▸ **Goal**: Check every line in the records below for the word "Сахалинской" and report how many have it, nothing more.

Data entries
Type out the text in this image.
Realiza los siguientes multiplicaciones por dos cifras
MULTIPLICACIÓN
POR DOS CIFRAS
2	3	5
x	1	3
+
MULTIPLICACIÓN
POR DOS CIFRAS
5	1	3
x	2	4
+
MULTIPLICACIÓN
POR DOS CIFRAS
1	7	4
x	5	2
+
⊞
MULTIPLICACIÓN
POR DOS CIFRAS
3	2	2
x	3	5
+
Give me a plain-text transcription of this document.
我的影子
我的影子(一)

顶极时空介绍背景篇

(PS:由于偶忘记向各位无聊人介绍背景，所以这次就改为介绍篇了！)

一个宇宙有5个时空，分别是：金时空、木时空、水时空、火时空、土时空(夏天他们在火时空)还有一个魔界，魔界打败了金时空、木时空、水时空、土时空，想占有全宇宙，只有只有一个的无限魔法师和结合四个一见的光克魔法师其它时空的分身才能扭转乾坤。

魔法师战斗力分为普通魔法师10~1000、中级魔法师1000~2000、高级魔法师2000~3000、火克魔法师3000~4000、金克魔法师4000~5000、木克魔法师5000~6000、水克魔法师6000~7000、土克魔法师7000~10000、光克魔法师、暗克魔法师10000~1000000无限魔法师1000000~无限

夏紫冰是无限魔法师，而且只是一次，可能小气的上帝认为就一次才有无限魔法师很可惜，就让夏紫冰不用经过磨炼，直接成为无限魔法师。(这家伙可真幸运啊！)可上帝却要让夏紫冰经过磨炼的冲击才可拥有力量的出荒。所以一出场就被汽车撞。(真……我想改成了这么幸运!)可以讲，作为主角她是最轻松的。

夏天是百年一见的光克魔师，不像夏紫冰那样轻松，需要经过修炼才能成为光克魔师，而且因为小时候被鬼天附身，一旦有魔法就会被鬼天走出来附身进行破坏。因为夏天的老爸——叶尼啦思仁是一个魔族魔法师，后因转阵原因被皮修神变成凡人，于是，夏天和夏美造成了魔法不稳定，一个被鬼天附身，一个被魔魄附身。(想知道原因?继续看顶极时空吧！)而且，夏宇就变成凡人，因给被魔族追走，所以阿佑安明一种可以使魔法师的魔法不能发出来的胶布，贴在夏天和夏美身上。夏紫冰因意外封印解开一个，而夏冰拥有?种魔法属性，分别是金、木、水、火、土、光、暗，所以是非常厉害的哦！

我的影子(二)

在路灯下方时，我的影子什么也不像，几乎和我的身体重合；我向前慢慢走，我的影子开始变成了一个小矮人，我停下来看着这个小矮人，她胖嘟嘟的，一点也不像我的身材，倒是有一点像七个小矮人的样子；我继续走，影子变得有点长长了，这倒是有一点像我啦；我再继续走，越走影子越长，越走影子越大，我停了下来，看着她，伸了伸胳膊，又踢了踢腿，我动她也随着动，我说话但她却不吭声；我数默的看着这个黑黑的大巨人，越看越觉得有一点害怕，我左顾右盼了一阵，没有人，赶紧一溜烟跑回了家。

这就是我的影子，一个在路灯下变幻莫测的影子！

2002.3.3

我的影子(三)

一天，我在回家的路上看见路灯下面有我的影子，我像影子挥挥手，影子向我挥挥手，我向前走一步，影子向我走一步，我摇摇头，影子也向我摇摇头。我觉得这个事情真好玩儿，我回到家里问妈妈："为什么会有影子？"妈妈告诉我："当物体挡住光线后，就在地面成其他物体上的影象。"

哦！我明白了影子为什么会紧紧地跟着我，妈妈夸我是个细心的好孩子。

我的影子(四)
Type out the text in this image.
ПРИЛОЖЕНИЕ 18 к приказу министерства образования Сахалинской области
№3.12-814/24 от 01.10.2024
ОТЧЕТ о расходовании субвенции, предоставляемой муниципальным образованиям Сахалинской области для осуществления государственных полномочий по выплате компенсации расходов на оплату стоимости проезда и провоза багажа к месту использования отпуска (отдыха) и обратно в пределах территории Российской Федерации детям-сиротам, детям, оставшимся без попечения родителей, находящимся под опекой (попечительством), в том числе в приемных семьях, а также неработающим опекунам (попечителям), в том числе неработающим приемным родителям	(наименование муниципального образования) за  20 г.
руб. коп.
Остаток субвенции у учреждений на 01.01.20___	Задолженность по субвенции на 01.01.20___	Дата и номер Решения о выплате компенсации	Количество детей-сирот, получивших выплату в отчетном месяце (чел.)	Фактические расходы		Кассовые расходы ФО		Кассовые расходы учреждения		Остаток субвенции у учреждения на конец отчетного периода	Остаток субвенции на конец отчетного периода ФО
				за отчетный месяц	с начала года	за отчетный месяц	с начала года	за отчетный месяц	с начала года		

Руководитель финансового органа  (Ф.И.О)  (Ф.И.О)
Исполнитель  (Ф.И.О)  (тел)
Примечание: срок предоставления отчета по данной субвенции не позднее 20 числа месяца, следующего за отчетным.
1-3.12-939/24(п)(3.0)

▸ **Result**: 2